# Exercise
Pictures within the data are to be left out; everything else must be reproduced exactly.
╭─ Dataset rows
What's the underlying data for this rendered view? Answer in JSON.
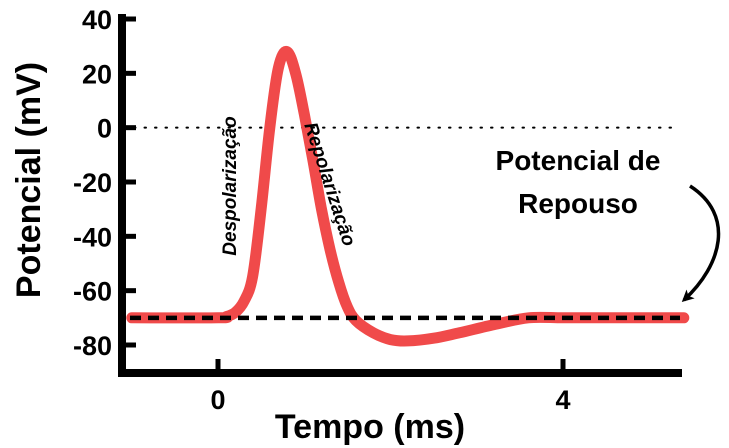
{
  "chart_data": {
    "type": "line",
    "xlabel": "Tempo (ms)",
    "ylabel": "Potencial (mV)",
    "xlim": [
      -1,
      5.4
    ],
    "ylim": [
      -90,
      42
    ],
    "x_ticks": [
      0,
      4
    ],
    "x_tick_labels": [
      "0",
      "4"
    ],
    "y_ticks": [
      40,
      20,
      0,
      -20,
      -40,
      -60,
      -80
    ],
    "y_tick_labels": [
      "40",
      "20",
      "0",
      "-20",
      "-40",
      "-60",
      "-80"
    ],
    "series": [
      {
        "color": "#f04a4a",
        "x": [
          -1.0,
          0.0,
          0.1,
          0.2,
          0.3,
          0.4,
          0.5,
          0.6,
          0.7,
          0.8,
          0.9,
          1.0,
          1.1,
          1.2,
          1.3,
          1.4,
          1.5,
          1.6,
          1.8,
          2.0,
          2.2,
          2.5,
          2.8,
          3.2,
          3.6,
          4.0,
          4.5,
          5.0,
          5.4
        ],
        "y": [
          -70,
          -70,
          -69.5,
          -68,
          -64,
          -55,
          -30,
          0,
          22,
          28,
          20,
          5,
          -12,
          -30,
          -45,
          -57,
          -66,
          -71,
          -75.5,
          -78,
          -78.5,
          -77.5,
          -75.5,
          -72.5,
          -70,
          -70,
          -70,
          -70,
          -70
        ]
      }
    ],
    "resting_line": {
      "value": -70,
      "style": "dashed",
      "color": "#000000"
    },
    "zero_line": {
      "value": 0,
      "style": "dotted",
      "color": "#000000"
    },
    "phase_labels": [
      "Despolarização",
      "Repolarização"
    ],
    "annotation": {
      "lines": [
        "Potencial de",
        "Repouso"
      ],
      "arrow": true
    }
  }
}
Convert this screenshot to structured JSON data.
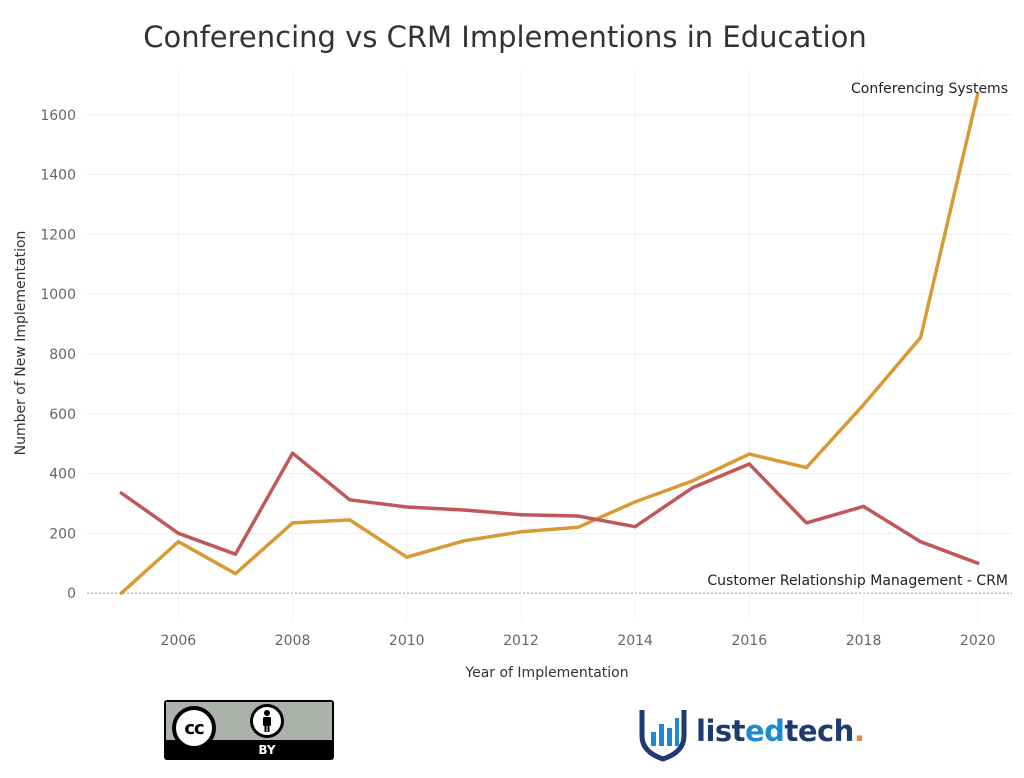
{
  "chart_data": {
    "type": "line",
    "title": "Conferencing vs CRM Implementions in Education",
    "xlabel": "Year of Implementation",
    "ylabel": "Number of New Implementation",
    "x": [
      2005,
      2006,
      2007,
      2008,
      2009,
      2010,
      2011,
      2012,
      2013,
      2014,
      2015,
      2016,
      2017,
      2018,
      2019,
      2020
    ],
    "xticks": [
      2006,
      2008,
      2010,
      2012,
      2014,
      2016,
      2018,
      2020
    ],
    "yticks": [
      0,
      200,
      400,
      600,
      800,
      1000,
      1200,
      1400,
      1600
    ],
    "xlim": [
      2004.4,
      2020.6
    ],
    "ylim": [
      -90,
      1750
    ],
    "grid": true,
    "zero_line": "dotted",
    "series": [
      {
        "name": "Conferencing Systems",
        "color": "#d89a34",
        "values": [
          0,
          172,
          65,
          235,
          245,
          120,
          175,
          205,
          220,
          305,
          375,
          465,
          420,
          630,
          855,
          1670
        ]
      },
      {
        "name": "Customer Relationship Management - CRM",
        "color": "#c0585a",
        "values": [
          335,
          200,
          130,
          468,
          312,
          288,
          278,
          262,
          258,
          222,
          352,
          432,
          235,
          290,
          172,
          100
        ]
      }
    ]
  },
  "footer": {
    "license": {
      "cc_symbol": "cc",
      "by_label": "BY",
      "icon": "person-icon"
    },
    "brand": {
      "prefix": "list",
      "accent": "ed",
      "suffix": "tech",
      "dot": ".",
      "icon": "bar-chart-shield-icon"
    }
  }
}
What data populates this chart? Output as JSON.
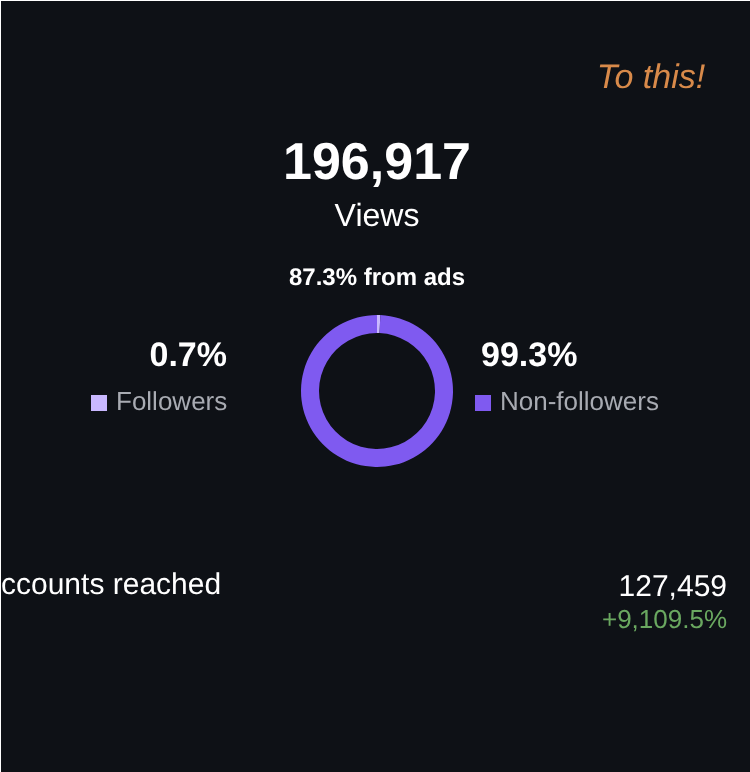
{
  "chart_data": {
    "type": "donut",
    "title": "196,917",
    "subtitle": "Views",
    "categories": [
      "Followers",
      "Non-followers"
    ],
    "values": [
      0.7,
      99.3
    ],
    "colors": [
      "#c9b8ff",
      "#7f5af0"
    ],
    "value_labels": [
      "0.7%",
      "99.3%"
    ],
    "legend": "center",
    "annotations": [
      "87.3% from ads",
      "ccounts reached",
      "127,459",
      "+9,109.5%",
      "To this!"
    ]
  }
}
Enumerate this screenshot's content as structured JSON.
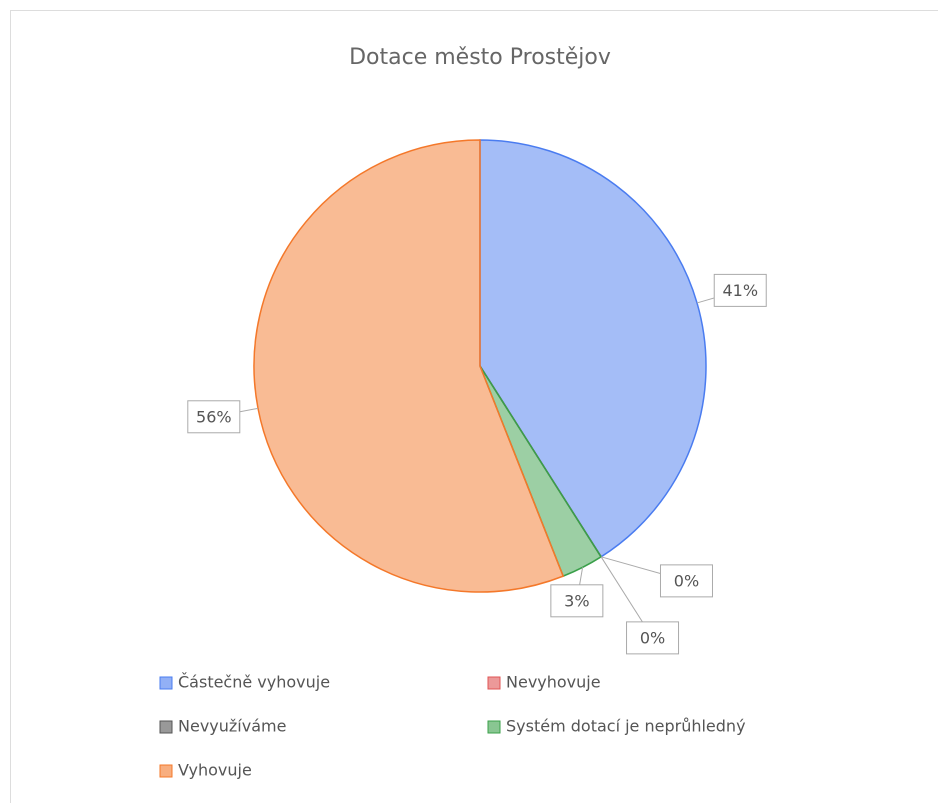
{
  "chart_data": {
    "type": "pie",
    "title": "Dotace město Prostějov",
    "categories": [
      "Částečně vyhovuje",
      "Nevyhovuje",
      "Nevyužíváme",
      "Systém dotací je neprůhledný",
      "Vyhovuje"
    ],
    "values": [
      41,
      0,
      0,
      3,
      56
    ],
    "value_labels": [
      "41%",
      "0%",
      "0%",
      "3%",
      "56%"
    ],
    "colors": [
      "#4a7cf0",
      "#e05555",
      "#555555",
      "#3aa04a",
      "#f4782a"
    ],
    "legend": "bottom"
  }
}
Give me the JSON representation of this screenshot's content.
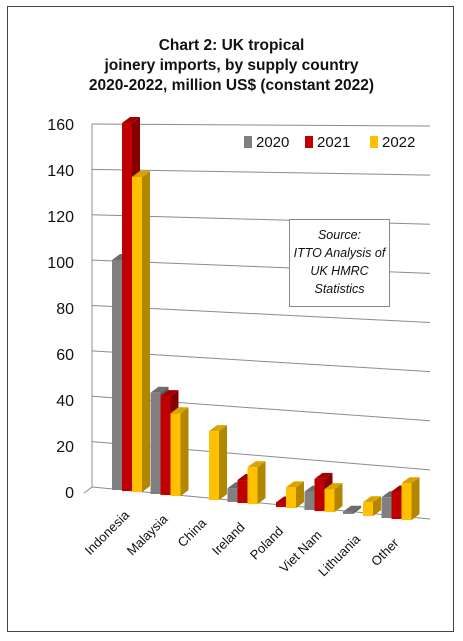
{
  "chart_data": {
    "type": "bar",
    "title_lines": [
      "Chart 2: UK tropical",
      "joinery imports, by supply country",
      "2020-2022, million US$ (constant 2022)"
    ],
    "categories": [
      "Indonesia",
      "Malaysia",
      "China",
      "Ireland",
      "Poland",
      "Viet Nam",
      "Lithuania",
      "Other"
    ],
    "series": [
      {
        "name": "2020",
        "color": "#808080",
        "values": [
          100,
          44,
          0,
          6,
          0,
          8,
          1,
          9
        ]
      },
      {
        "name": "2021",
        "color": "#c00000",
        "values": [
          160,
          43,
          0,
          10,
          2,
          14,
          0,
          12
        ]
      },
      {
        "name": "2022",
        "color": "#ffc000",
        "values": [
          137,
          36,
          30,
          16,
          9,
          10,
          6,
          16
        ]
      }
    ],
    "yticks": [
      "0",
      "20",
      "40",
      "60",
      "80",
      "100",
      "120",
      "140",
      "160"
    ],
    "ylim": [
      0,
      160
    ],
    "grid": true,
    "style": "3d-clustered-column",
    "legend_position": "top-right",
    "annotation": [
      "Source:",
      "ITTO Analysis of",
      "UK HMRC",
      "Statistics"
    ]
  }
}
╰─
# Result for this exercise
What's the underlying data for this rendered view? Answer in JSON.
{
  "chart_data": {
    "type": "line",
    "xlabel": "Tempo (ms)",
    "ylabel": "Potencial (mV)",
    "xlim": [
      -1,
      5.4
    ],
    "ylim": [
      -90,
      42
    ],
    "x_ticks": [
      0,
      4
    ],
    "x_tick_labels": [
      "0",
      "4"
    ],
    "y_ticks": [
      40,
      20,
      0,
      -20,
      -40,
      -60,
      -80
    ],
    "y_tick_labels": [
      "40",
      "20",
      "0",
      "-20",
      "-40",
      "-60",
      "-80"
    ],
    "series": [
      {
        "color": "#f04a4a",
        "x": [
          -1.0,
          0.0,
          0.1,
          0.2,
          0.3,
          0.4,
          0.5,
          0.6,
          0.7,
          0.8,
          0.9,
          1.0,
          1.1,
          1.2,
          1.3,
          1.4,
          1.5,
          1.6,
          1.8,
          2.0,
          2.2,
          2.5,
          2.8,
          3.2,
          3.6,
          4.0,
          4.5,
          5.0,
          5.4
        ],
        "y": [
          -70,
          -70,
          -69.5,
          -68,
          -64,
          -55,
          -30,
          0,
          22,
          28,
          20,
          5,
          -12,
          -30,
          -45,
          -57,
          -66,
          -71,
          -75.5,
          -78,
          -78.5,
          -77.5,
          -75.5,
          -72.5,
          -70,
          -70,
          -70,
          -70,
          -70
        ]
      }
    ],
    "resting_line": {
      "value": -70,
      "style": "dashed",
      "color": "#000000"
    },
    "zero_line": {
      "value": 0,
      "style": "dotted",
      "color": "#000000"
    },
    "phase_labels": [
      "Despolarização",
      "Repolarização"
    ],
    "annotation": {
      "lines": [
        "Potencial de",
        "Repouso"
      ],
      "arrow": true
    }
  }
}
Convert this screenshot to structured JSON data.
{
  "chart_data": {
    "type": "line",
    "title": "Conferencing vs CRM Implementions in Education",
    "xlabel": "Year of Implementation",
    "ylabel": "Number of New Implementation",
    "x": [
      2005,
      2006,
      2007,
      2008,
      2009,
      2010,
      2011,
      2012,
      2013,
      2014,
      2015,
      2016,
      2017,
      2018,
      2019,
      2020
    ],
    "xticks": [
      2006,
      2008,
      2010,
      2012,
      2014,
      2016,
      2018,
      2020
    ],
    "yticks": [
      0,
      200,
      400,
      600,
      800,
      1000,
      1200,
      1400,
      1600
    ],
    "xlim": [
      2004.4,
      2020.6
    ],
    "ylim": [
      -90,
      1750
    ],
    "grid": true,
    "zero_line": "dotted",
    "series": [
      {
        "name": "Conferencing Systems",
        "color": "#d89a34",
        "values": [
          0,
          172,
          65,
          235,
          245,
          120,
          175,
          205,
          220,
          305,
          375,
          465,
          420,
          630,
          855,
          1670
        ]
      },
      {
        "name": "Customer Relationship Management - CRM",
        "color": "#c0585a",
        "values": [
          335,
          200,
          130,
          468,
          312,
          288,
          278,
          262,
          258,
          222,
          352,
          432,
          235,
          290,
          172,
          100
        ]
      }
    ]
  },
  "footer": {
    "license": {
      "cc_symbol": "cc",
      "by_label": "BY",
      "icon": "person-icon"
    },
    "brand": {
      "prefix": "list",
      "accent": "ed",
      "suffix": "tech",
      "dot": ".",
      "icon": "bar-chart-shield-icon"
    }
  }
}
What data populates this chart? Output as JSON.
{
  "chart_data": {
    "type": "donut",
    "title": "196,917",
    "subtitle": "Views",
    "categories": [
      "Followers",
      "Non-followers"
    ],
    "values": [
      0.7,
      99.3
    ],
    "colors": [
      "#c9b8ff",
      "#7f5af0"
    ],
    "value_labels": [
      "0.7%",
      "99.3%"
    ],
    "legend": "center",
    "annotations": [
      "87.3% from ads",
      "ccounts reached",
      "127,459",
      "+9,109.5%",
      "To this!"
    ]
  }
}
Enumerate this screenshot's content as structured JSON.
{
  "chart_data": {
    "type": "pie",
    "title": "Dotace město Prostějov",
    "categories": [
      "Částečně vyhovuje",
      "Nevyhovuje",
      "Nevyužíváme",
      "Systém dotací je neprůhledný",
      "Vyhovuje"
    ],
    "values": [
      41,
      0,
      0,
      3,
      56
    ],
    "value_labels": [
      "41%",
      "0%",
      "0%",
      "3%",
      "56%"
    ],
    "colors": [
      "#4a7cf0",
      "#e05555",
      "#555555",
      "#3aa04a",
      "#f4782a"
    ],
    "legend": "bottom"
  }
}
Give me the JSON representation of this screenshot's content.
{
  "chart_data": {
    "type": "bar",
    "title_lines": [
      "Chart 2: UK tropical",
      "joinery imports, by supply country",
      "2020-2022, million US$ (constant 2022)"
    ],
    "categories": [
      "Indonesia",
      "Malaysia",
      "China",
      "Ireland",
      "Poland",
      "Viet Nam",
      "Lithuania",
      "Other"
    ],
    "series": [
      {
        "name": "2020",
        "color": "#808080",
        "values": [
          100,
          44,
          0,
          6,
          0,
          8,
          1,
          9
        ]
      },
      {
        "name": "2021",
        "color": "#c00000",
        "values": [
          160,
          43,
          0,
          10,
          2,
          14,
          0,
          12
        ]
      },
      {
        "name": "2022",
        "color": "#ffc000",
        "values": [
          137,
          36,
          30,
          16,
          9,
          10,
          6,
          16
        ]
      }
    ],
    "yticks": [
      "0",
      "20",
      "40",
      "60",
      "80",
      "100",
      "120",
      "140",
      "160"
    ],
    "ylim": [
      0,
      160
    ],
    "grid": true,
    "style": "3d-clustered-column",
    "legend_position": "top-right",
    "annotation": [
      "Source:",
      "ITTO Analysis of",
      "UK HMRC",
      "Statistics"
    ]
  }
}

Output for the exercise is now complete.